### Short task
Count how many lines in the items below contain the string "DHCP". Reply with the number only.

===== Provided data =====

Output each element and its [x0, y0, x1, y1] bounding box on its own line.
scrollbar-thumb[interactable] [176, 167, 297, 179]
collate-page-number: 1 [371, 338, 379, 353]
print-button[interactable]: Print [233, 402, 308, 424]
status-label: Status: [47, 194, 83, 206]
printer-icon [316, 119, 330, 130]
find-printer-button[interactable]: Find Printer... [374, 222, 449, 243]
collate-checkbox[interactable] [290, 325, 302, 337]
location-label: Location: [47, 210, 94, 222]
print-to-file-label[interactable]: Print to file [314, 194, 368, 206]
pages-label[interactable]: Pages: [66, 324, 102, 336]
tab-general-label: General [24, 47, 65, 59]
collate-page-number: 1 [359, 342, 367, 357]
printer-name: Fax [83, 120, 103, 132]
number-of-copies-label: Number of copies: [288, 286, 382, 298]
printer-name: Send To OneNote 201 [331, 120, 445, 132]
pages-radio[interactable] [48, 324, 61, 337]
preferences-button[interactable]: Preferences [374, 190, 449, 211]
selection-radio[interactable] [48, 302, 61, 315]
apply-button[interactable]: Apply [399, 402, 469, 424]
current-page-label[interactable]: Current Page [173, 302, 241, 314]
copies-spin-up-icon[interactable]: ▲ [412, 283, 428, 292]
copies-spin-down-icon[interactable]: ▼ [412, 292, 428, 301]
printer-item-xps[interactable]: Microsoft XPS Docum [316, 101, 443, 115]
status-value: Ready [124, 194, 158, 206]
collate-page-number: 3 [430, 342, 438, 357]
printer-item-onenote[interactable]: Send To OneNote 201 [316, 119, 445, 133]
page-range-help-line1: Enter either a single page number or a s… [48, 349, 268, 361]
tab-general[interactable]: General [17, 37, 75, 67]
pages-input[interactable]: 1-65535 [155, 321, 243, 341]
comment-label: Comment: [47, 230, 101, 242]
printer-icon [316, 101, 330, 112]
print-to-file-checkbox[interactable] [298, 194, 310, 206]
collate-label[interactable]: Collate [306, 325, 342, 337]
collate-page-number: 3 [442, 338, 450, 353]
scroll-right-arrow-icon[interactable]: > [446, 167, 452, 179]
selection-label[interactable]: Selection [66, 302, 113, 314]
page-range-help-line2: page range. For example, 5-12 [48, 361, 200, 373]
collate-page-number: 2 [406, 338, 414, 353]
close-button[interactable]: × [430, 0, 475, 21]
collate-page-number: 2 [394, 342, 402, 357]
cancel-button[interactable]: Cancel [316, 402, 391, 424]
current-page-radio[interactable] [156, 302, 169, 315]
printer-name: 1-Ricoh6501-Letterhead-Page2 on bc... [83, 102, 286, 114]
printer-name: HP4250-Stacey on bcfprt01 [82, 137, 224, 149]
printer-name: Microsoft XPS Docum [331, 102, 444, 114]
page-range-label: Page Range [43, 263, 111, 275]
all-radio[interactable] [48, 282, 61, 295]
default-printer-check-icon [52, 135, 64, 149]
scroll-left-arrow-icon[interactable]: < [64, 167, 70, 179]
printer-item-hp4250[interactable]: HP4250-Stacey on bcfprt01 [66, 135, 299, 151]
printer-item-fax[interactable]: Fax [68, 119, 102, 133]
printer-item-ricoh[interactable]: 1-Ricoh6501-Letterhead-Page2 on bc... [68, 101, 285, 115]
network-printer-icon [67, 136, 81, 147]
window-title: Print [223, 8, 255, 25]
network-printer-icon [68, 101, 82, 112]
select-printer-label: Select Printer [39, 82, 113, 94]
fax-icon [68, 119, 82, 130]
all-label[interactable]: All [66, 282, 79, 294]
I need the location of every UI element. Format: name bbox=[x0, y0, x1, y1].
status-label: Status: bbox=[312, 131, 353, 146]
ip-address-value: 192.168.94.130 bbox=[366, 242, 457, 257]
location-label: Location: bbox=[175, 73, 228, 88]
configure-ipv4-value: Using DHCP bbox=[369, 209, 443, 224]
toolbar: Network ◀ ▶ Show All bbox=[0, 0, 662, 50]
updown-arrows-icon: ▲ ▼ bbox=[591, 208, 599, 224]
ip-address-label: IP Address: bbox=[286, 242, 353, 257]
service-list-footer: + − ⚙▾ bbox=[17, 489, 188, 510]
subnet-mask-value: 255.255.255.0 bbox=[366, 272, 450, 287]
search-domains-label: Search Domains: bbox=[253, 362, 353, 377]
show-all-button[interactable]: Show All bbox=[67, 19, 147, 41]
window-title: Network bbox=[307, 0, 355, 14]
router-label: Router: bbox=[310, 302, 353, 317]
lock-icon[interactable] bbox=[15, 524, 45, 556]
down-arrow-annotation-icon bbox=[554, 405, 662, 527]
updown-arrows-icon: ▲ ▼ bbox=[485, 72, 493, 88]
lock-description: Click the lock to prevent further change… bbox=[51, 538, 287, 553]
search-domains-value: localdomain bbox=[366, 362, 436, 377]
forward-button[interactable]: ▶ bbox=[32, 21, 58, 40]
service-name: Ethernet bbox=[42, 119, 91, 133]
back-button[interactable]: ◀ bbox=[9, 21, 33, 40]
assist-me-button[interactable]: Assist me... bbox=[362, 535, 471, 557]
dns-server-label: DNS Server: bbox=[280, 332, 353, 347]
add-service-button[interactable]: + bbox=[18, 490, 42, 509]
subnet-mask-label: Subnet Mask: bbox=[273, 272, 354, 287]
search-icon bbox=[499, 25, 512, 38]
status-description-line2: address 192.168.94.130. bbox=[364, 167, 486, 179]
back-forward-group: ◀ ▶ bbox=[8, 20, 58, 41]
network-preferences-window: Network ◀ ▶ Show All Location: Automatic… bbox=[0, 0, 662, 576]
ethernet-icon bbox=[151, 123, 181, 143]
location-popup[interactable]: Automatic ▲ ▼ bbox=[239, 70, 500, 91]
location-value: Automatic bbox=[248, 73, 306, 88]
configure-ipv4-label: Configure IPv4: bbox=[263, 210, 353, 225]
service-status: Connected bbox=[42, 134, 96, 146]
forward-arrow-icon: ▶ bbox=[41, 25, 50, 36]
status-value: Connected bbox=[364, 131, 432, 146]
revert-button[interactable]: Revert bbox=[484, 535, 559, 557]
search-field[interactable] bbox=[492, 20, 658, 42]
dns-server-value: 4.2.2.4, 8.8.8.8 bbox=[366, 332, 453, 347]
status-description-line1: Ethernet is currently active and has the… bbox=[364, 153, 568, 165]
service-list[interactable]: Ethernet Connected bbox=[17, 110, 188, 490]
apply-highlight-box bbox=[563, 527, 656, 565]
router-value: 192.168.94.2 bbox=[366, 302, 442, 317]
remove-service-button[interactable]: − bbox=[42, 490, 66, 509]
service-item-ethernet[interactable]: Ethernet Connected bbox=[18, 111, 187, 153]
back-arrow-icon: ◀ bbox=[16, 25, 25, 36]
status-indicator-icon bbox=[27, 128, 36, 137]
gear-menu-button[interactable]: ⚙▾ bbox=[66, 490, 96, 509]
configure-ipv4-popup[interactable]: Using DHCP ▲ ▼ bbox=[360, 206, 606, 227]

=====

### Response below
2